GIVEN TASK
The answer is one number: how many lines in the data below hold "Average".

[Figure content listings]
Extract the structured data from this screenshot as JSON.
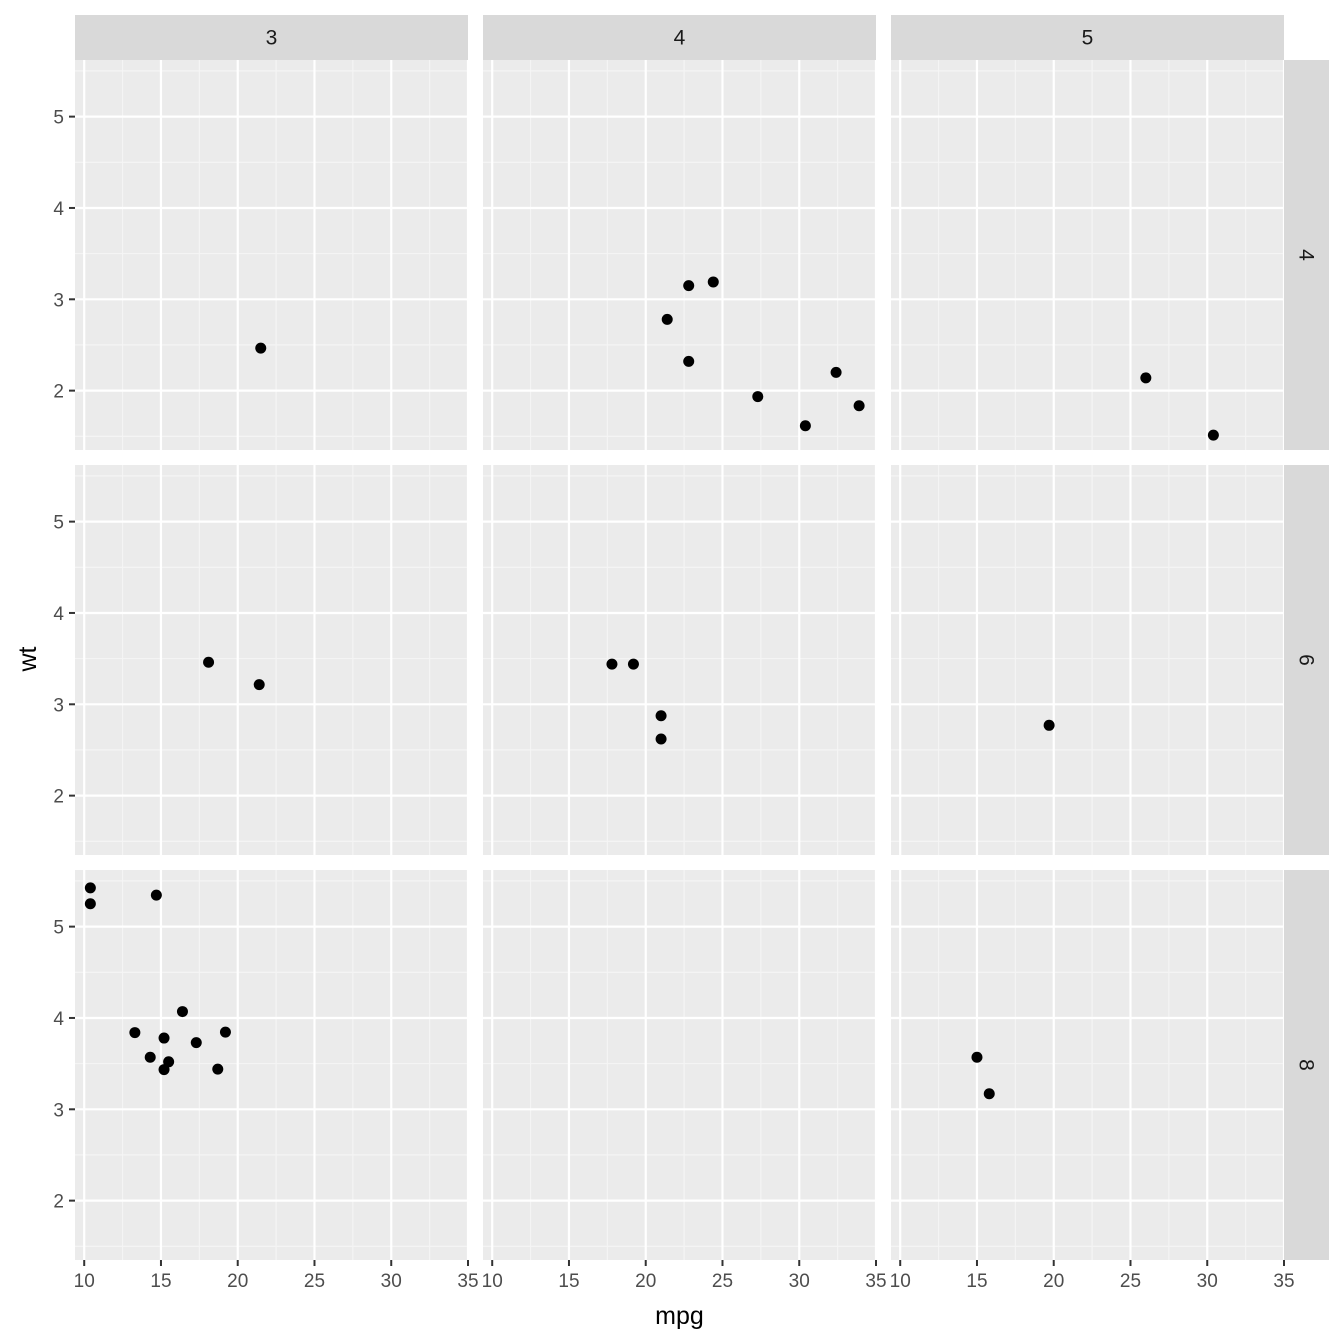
{
  "chart_data": {
    "type": "scatter",
    "xlabel": "mpg",
    "ylabel": "wt",
    "xlim": [
      9.4,
      35.0
    ],
    "ylim": [
      1.35,
      5.62
    ],
    "x_ticks": [
      10,
      15,
      20,
      25,
      30,
      35
    ],
    "y_ticks": [
      2,
      3,
      4,
      5
    ],
    "grid": true,
    "facet_cols": [
      "3",
      "4",
      "5"
    ],
    "facet_rows": [
      "4",
      "6",
      "8"
    ],
    "panels": [
      {
        "col": "3",
        "row": "4",
        "points": [
          {
            "x": 21.5,
            "y": 2.465
          }
        ]
      },
      {
        "col": "4",
        "row": "4",
        "points": [
          {
            "x": 22.8,
            "y": 3.15
          },
          {
            "x": 24.4,
            "y": 3.19
          },
          {
            "x": 21.4,
            "y": 2.78
          },
          {
            "x": 22.8,
            "y": 2.32
          },
          {
            "x": 27.3,
            "y": 1.935
          },
          {
            "x": 32.4,
            "y": 2.2
          },
          {
            "x": 30.4,
            "y": 1.615
          },
          {
            "x": 33.9,
            "y": 1.835
          }
        ]
      },
      {
        "col": "5",
        "row": "4",
        "points": [
          {
            "x": 26.0,
            "y": 2.14
          },
          {
            "x": 30.4,
            "y": 1.513
          }
        ]
      },
      {
        "col": "3",
        "row": "6",
        "points": [
          {
            "x": 18.1,
            "y": 3.46
          },
          {
            "x": 21.4,
            "y": 3.215
          }
        ]
      },
      {
        "col": "4",
        "row": "6",
        "points": [
          {
            "x": 17.8,
            "y": 3.44
          },
          {
            "x": 19.2,
            "y": 3.44
          },
          {
            "x": 21.0,
            "y": 2.875
          },
          {
            "x": 21.0,
            "y": 2.62
          }
        ]
      },
      {
        "col": "5",
        "row": "6",
        "points": [
          {
            "x": 19.7,
            "y": 2.77
          }
        ]
      },
      {
        "col": "3",
        "row": "8",
        "points": [
          {
            "x": 10.4,
            "y": 5.424
          },
          {
            "x": 10.4,
            "y": 5.25
          },
          {
            "x": 14.7,
            "y": 5.345
          },
          {
            "x": 13.3,
            "y": 3.84
          },
          {
            "x": 15.2,
            "y": 3.78
          },
          {
            "x": 16.4,
            "y": 4.07
          },
          {
            "x": 19.2,
            "y": 3.845
          },
          {
            "x": 14.3,
            "y": 3.57
          },
          {
            "x": 15.5,
            "y": 3.52
          },
          {
            "x": 17.3,
            "y": 3.73
          },
          {
            "x": 15.2,
            "y": 3.435
          },
          {
            "x": 18.7,
            "y": 3.44
          }
        ]
      },
      {
        "col": "4",
        "row": "8",
        "points": []
      },
      {
        "col": "5",
        "row": "8",
        "points": [
          {
            "x": 15.0,
            "y": 3.57
          },
          {
            "x": 15.8,
            "y": 3.17
          }
        ]
      }
    ],
    "colors": {
      "panel_bg": "#ebebeb",
      "strip_bg": "#d9d9d9",
      "grid_major": "#ffffff",
      "grid_minor": "#f5f5f5",
      "point": "#000000",
      "tick": "#333333"
    }
  }
}
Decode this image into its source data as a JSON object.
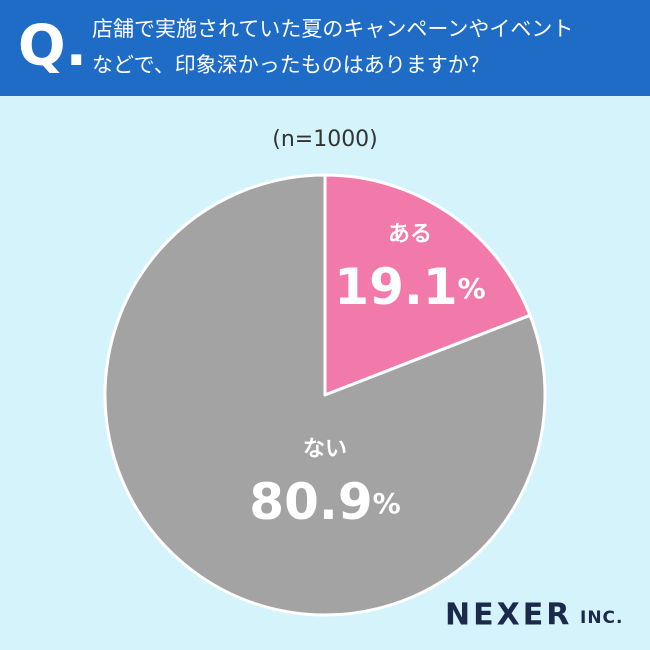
{
  "question_label": "Q.",
  "chart_data": {
    "type": "pie",
    "title_lines": [
      "店舗で実施されていた夏のキャンペーンやイベント",
      "などで、印象深かったものはありますか？"
    ],
    "subtitle": "(n=1000)",
    "categories": [
      "ある",
      "ない"
    ],
    "values": [
      19.1,
      80.9
    ],
    "value_labels": [
      "19.1%",
      "80.9%"
    ],
    "colors": [
      "#f27aaa",
      "#a3a3a3"
    ]
  },
  "logo": {
    "name": "NEXER",
    "suffix": "INC."
  }
}
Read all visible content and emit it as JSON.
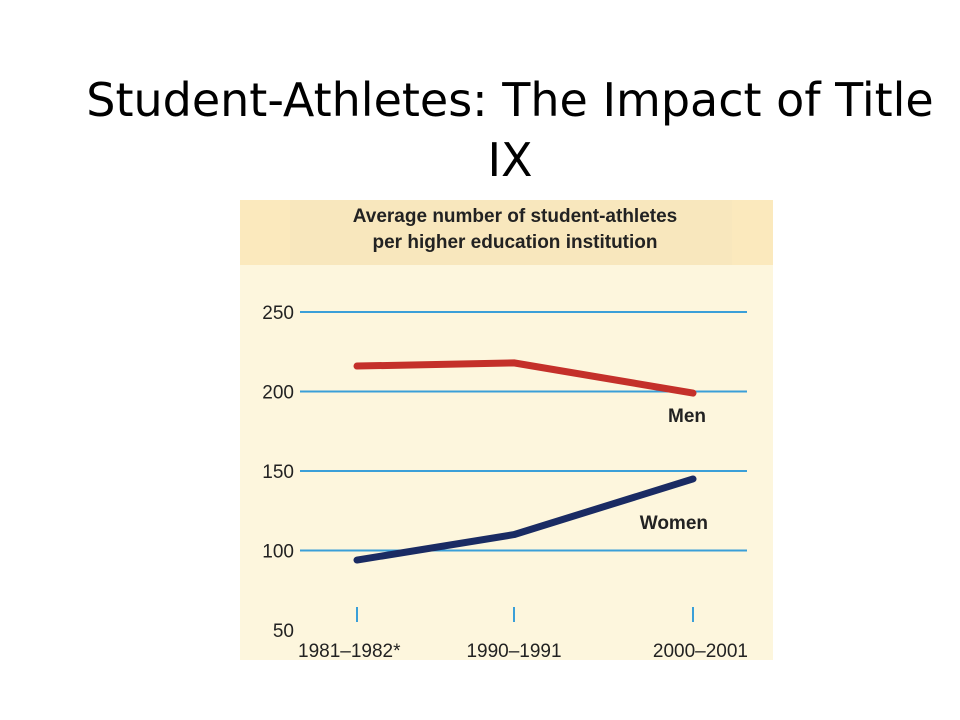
{
  "slide": {
    "title": "Student-Athletes: The Impact of Title IX"
  },
  "chart_data": {
    "type": "line",
    "title": "Average number of student-athletes per higher education institution",
    "title_lines": [
      "Average number of student-athletes",
      "per higher education institution"
    ],
    "categories": [
      "1981–1982*",
      "1990–1991",
      "2000–2001"
    ],
    "series": [
      {
        "name": "Men",
        "values": [
          216,
          218,
          199
        ],
        "color": "#c4302a"
      },
      {
        "name": "Women",
        "values": [
          94,
          110,
          145
        ],
        "color": "#1a2b63"
      }
    ],
    "yticks": [
      250,
      200,
      150,
      100,
      50
    ],
    "ylim": [
      50,
      250
    ],
    "grid": true,
    "gridline_color": "#3a9fd8",
    "panel_background": "#fdf6dd"
  }
}
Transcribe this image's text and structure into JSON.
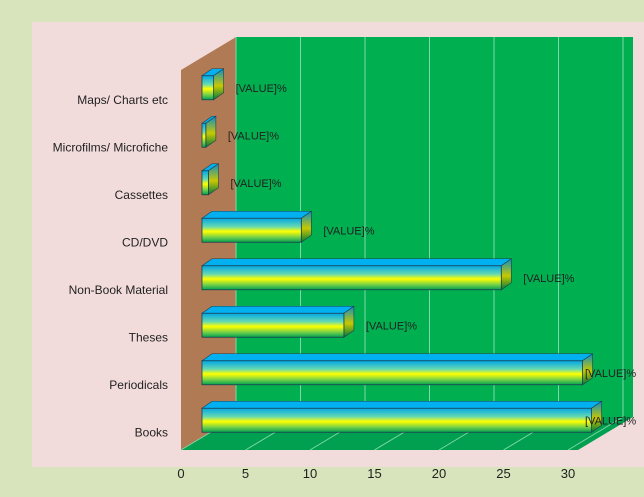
{
  "chart_data": {
    "type": "bar",
    "orientation": "horizontal",
    "style": "3d",
    "categories": [
      "Books",
      "Periodicals",
      "Theses",
      "Non-Book Material",
      "CD/DVD",
      "Cassettes",
      "Microfilms/ Microfiche",
      "Maps/ Charts etc"
    ],
    "values": [
      30.2,
      29.5,
      11,
      23.2,
      7.7,
      0.5,
      0.3,
      0.9
    ],
    "data_labels": [
      "[VALUE]%",
      "[VALUE]%",
      "[VALUE]%",
      "[VALUE]%",
      "[VALUE]%",
      "[VALUE]%",
      "[VALUE]%",
      "[VALUE]%"
    ],
    "xlim": [
      0,
      30
    ],
    "xticks": [
      "0",
      "5",
      "10",
      "15",
      "20",
      "25",
      "30"
    ],
    "grid": true,
    "colors": {
      "outer_background": "#d8e4bc",
      "chart_background": "#f2dcdb",
      "back_wall": "#00b050",
      "side_wall": "#b07a55",
      "floor": "#00a050",
      "bar_top": "#00b0f0",
      "bar_mid": "#ffff00",
      "bar_edge": "#00b050",
      "bar_depth": "#1f8fb0"
    }
  }
}
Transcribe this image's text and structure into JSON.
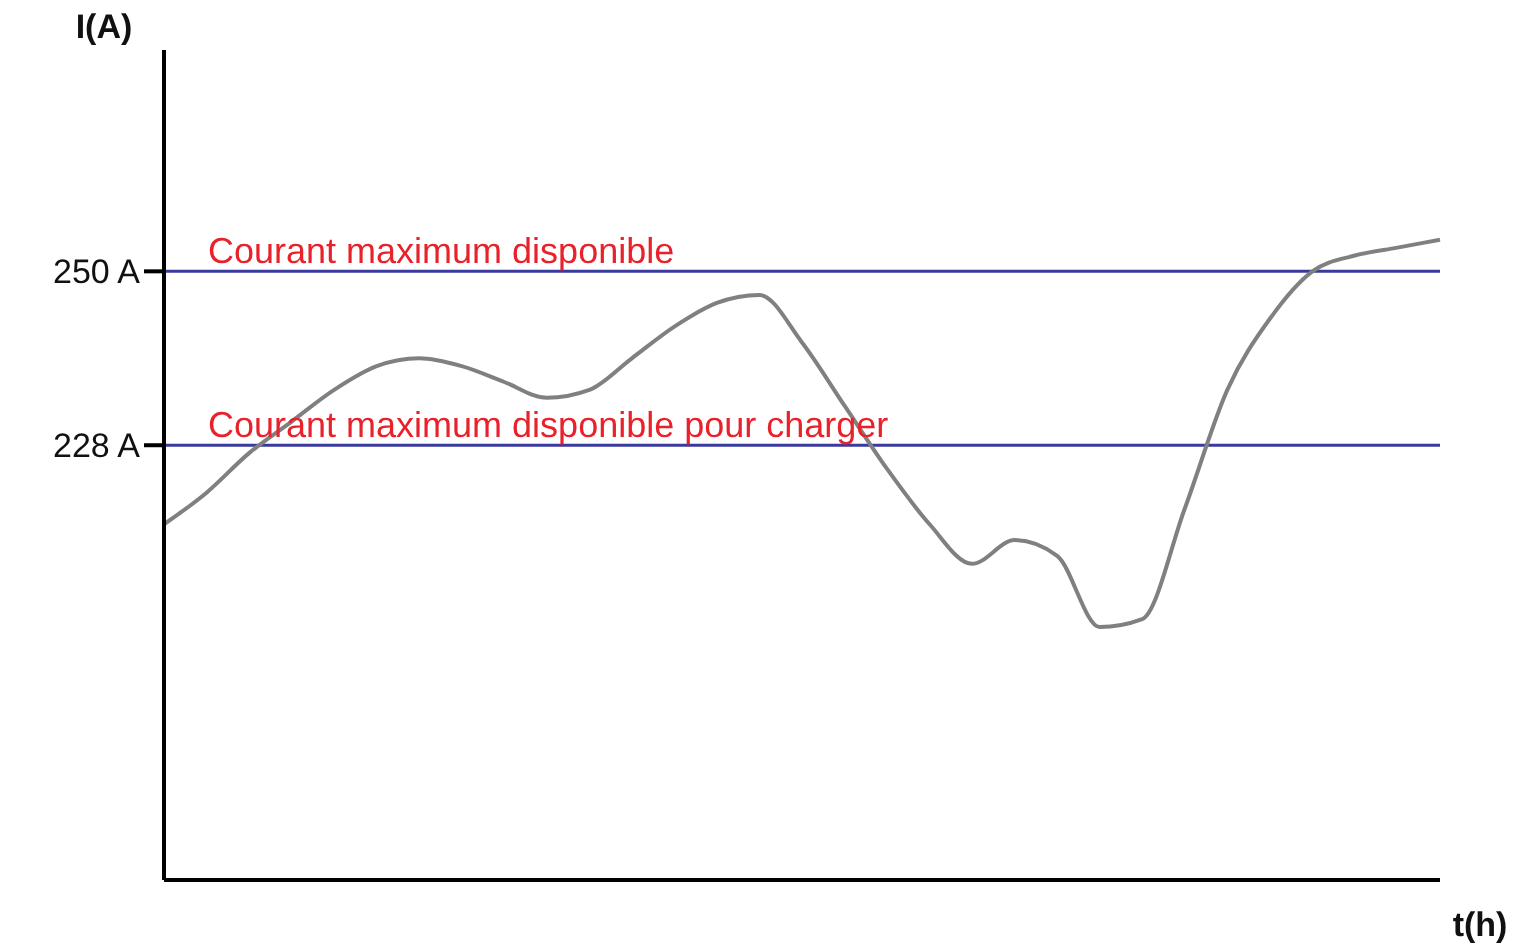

TASK SOLUTION
2